>> Begin Task inputs

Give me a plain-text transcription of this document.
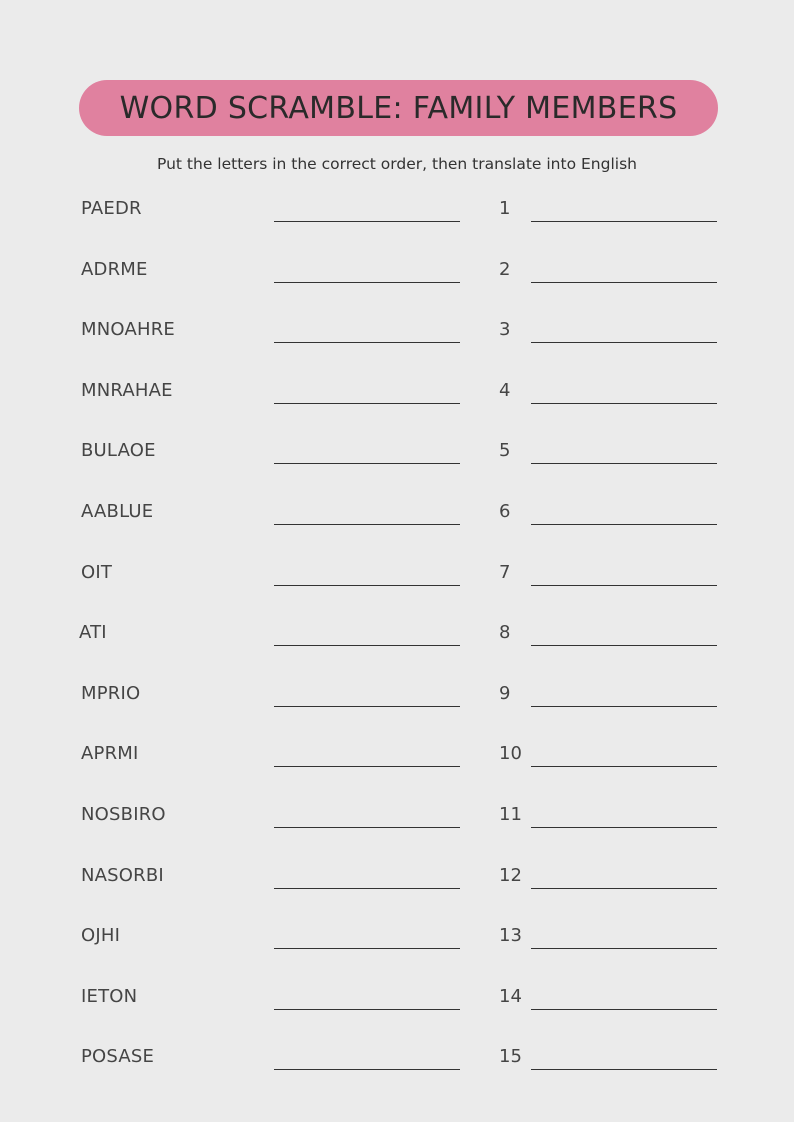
WORD SCRAMBLE: FAMILY MEMBERS
Put the letters in the correct order, then translate into English
PAEDR	1
ADRME	2
MNOAHRE	3
MNRAHAE	4
BULAOE	5
AABLUE	6
OIT	7
ATI	8
MPRIO	9
APRMI	10
NOSBIRO	11
NASORBI	12
OJHI	13
IETON	14
POSASE	15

>> End Task inputs

## Stated exercise:
All entries must be written out again exactly as given, with no pictures in the copy.

## Solution for this problem:
Give me a plain-text transcription of this document.
WORD SCRAMBLE: FAMILY MEMBERS
Put the letters in the correct order, then translate into English
PAEDR	1
ADRME	2
MNOAHRE	3
MNRAHAE	4
BULAOE	5
AABLUE	6
OIT	7
ATI	8
MPRIO	9
APRMI	10
NOSBIRO	11
NASORBI	12
OJHI	13
IETON	14
POSASE	15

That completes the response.